*** Opening Available data ***
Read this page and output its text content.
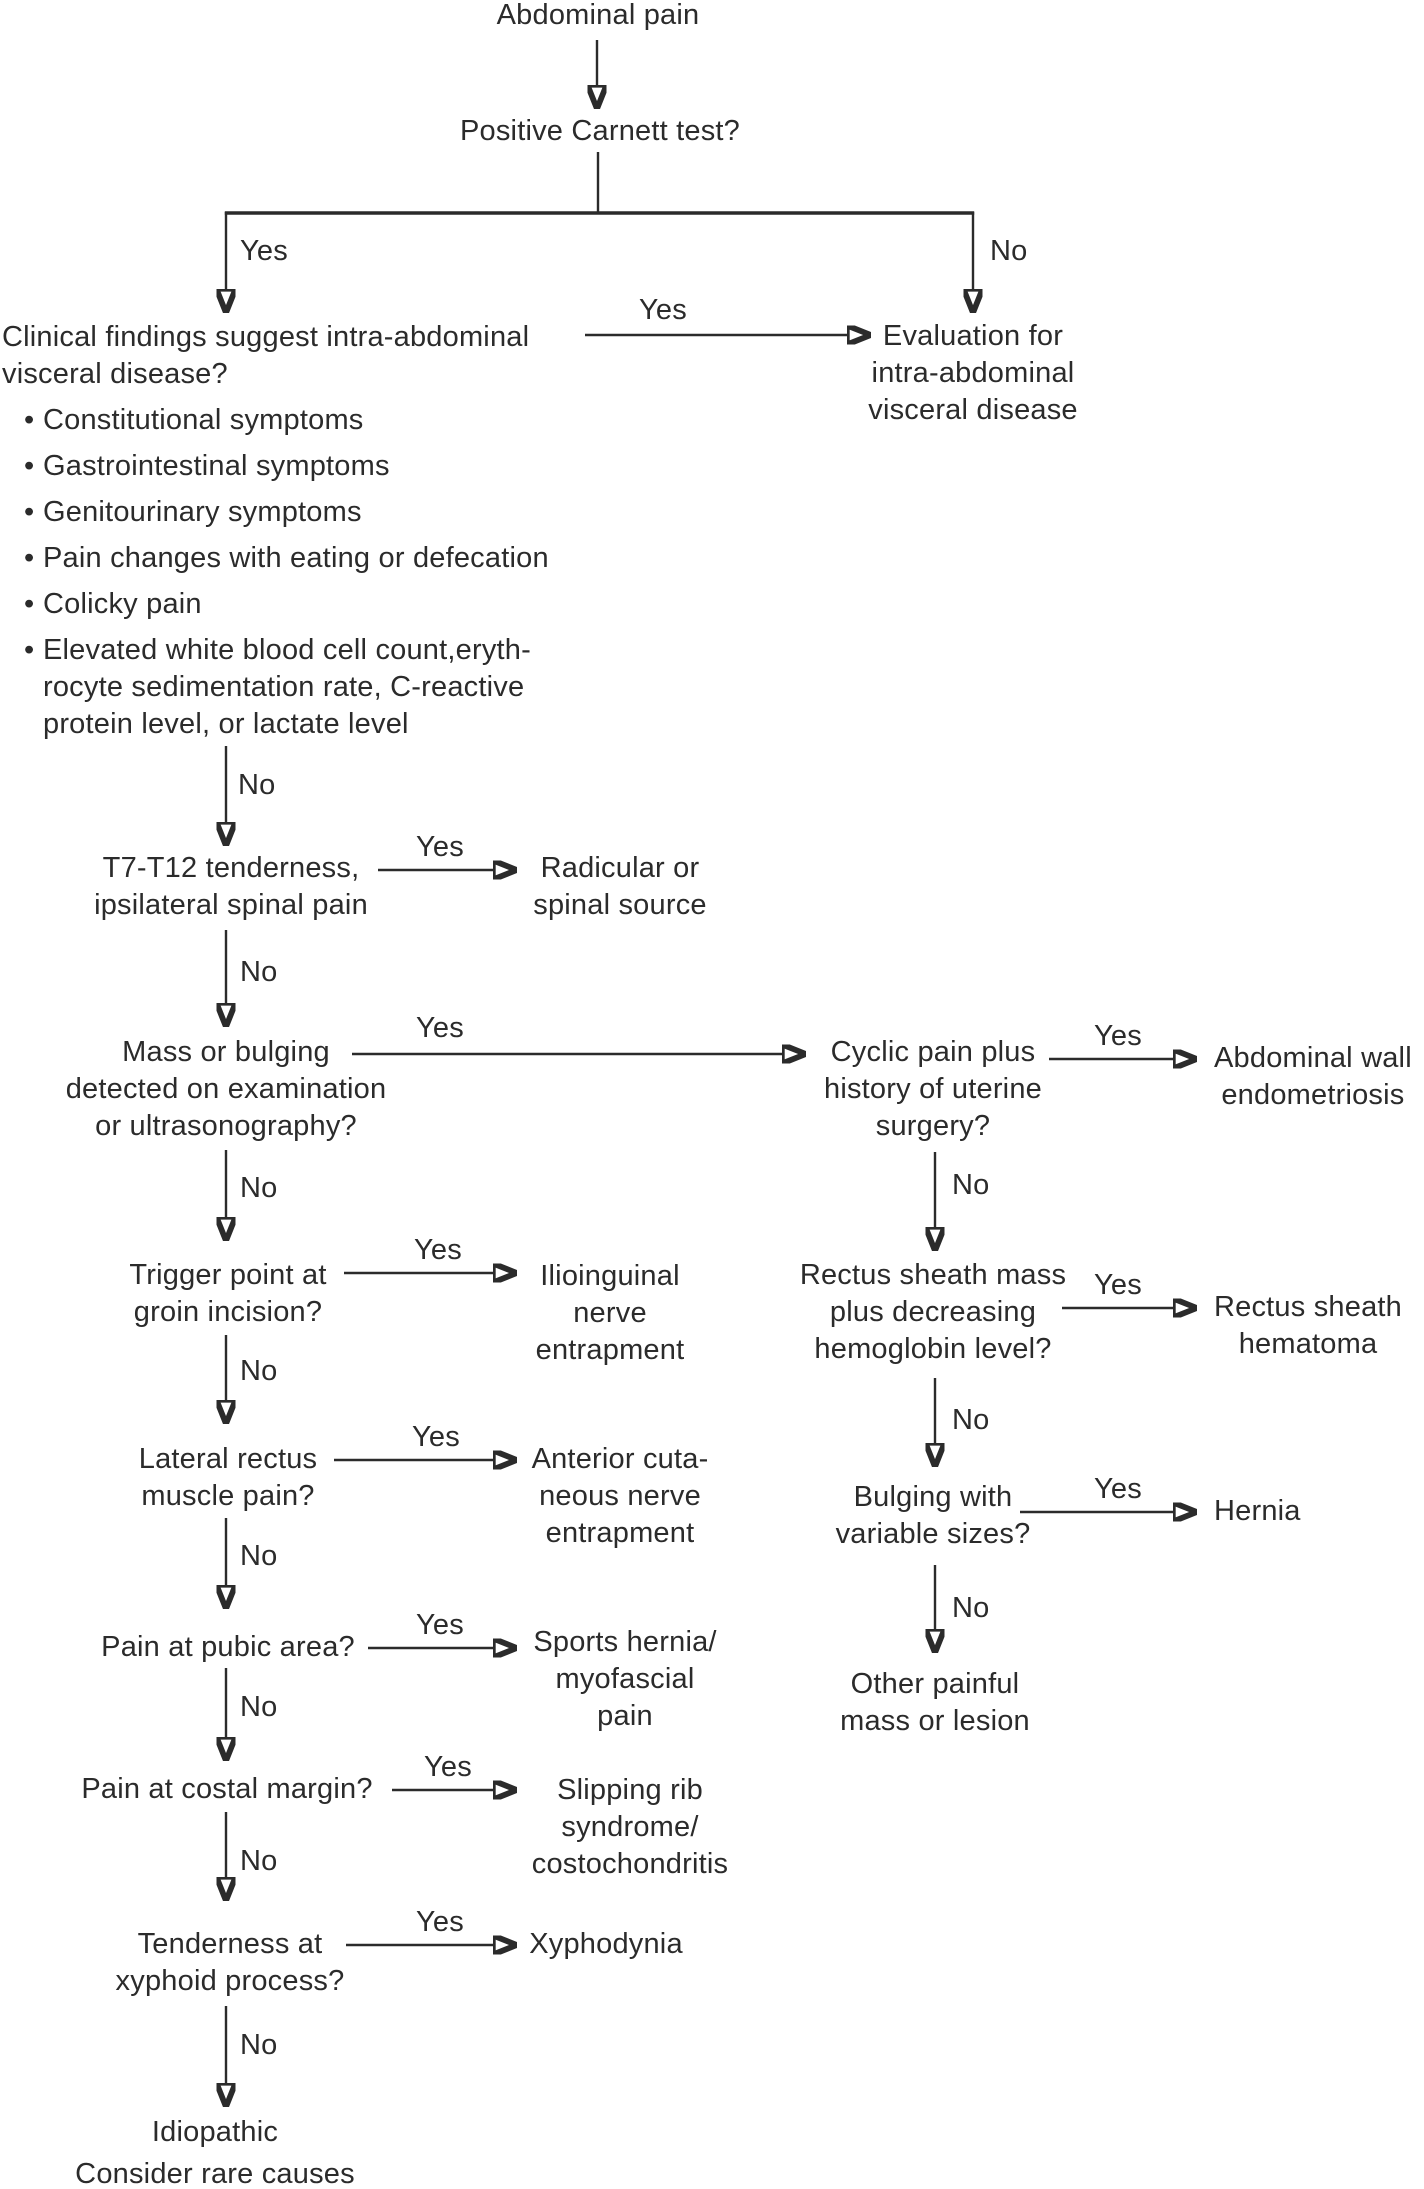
Abdominal pain
Positive Carnett test?
Clinical findings suggest intra-abdominal
visceral disease?
• Constitutional symptoms
• Gastrointestinal symptoms
• Genitourinary symptoms
• Pain changes with eating or defecation
• Colicky pain
• Elevated white blood cell count,eryth-
rocyte sedimentation rate, C-reactive
protein level, or lactate level
Evaluation for
intra-abdominal
visceral disease
T7-T12 tenderness,
ipsilateral spinal pain
Radicular or
spinal source
Mass or bulging
detected on examination
or ultrasonography?
Cyclic pain plus
history of uterine
surgery?
Abdominal wall
endometriosis
Trigger point at
groin incision?
Ilioinguinal
nerve
entrapment
Rectus sheath mass
plus decreasing
hemoglobin level?
Rectus sheath
hematoma
Lateral rectus
muscle pain?
Anterior cuta-
neous nerve
entrapment
Bulging with
variable sizes?
Hernia
Pain at pubic area?	Sports hernia/
myofascial
pain
Other painful
mass or lesion
Pain at costal margin?	Slipping rib
syndrome/
costochondritis
Tenderness at
xyphoid process?
Xyphodynia
Idiopathic
Consider rare causes
Yes	No
Yes
No
Yes
No
Yes
No
Yes
No
Yes
No
Yes
No
Yes
No
Yes
No
Yes
No
Yes
No
Yes
No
*** Closing Available data ***
### What needs to be done
The answer must be a single number: the count of lines above that contain "symptoms".

### Response below
3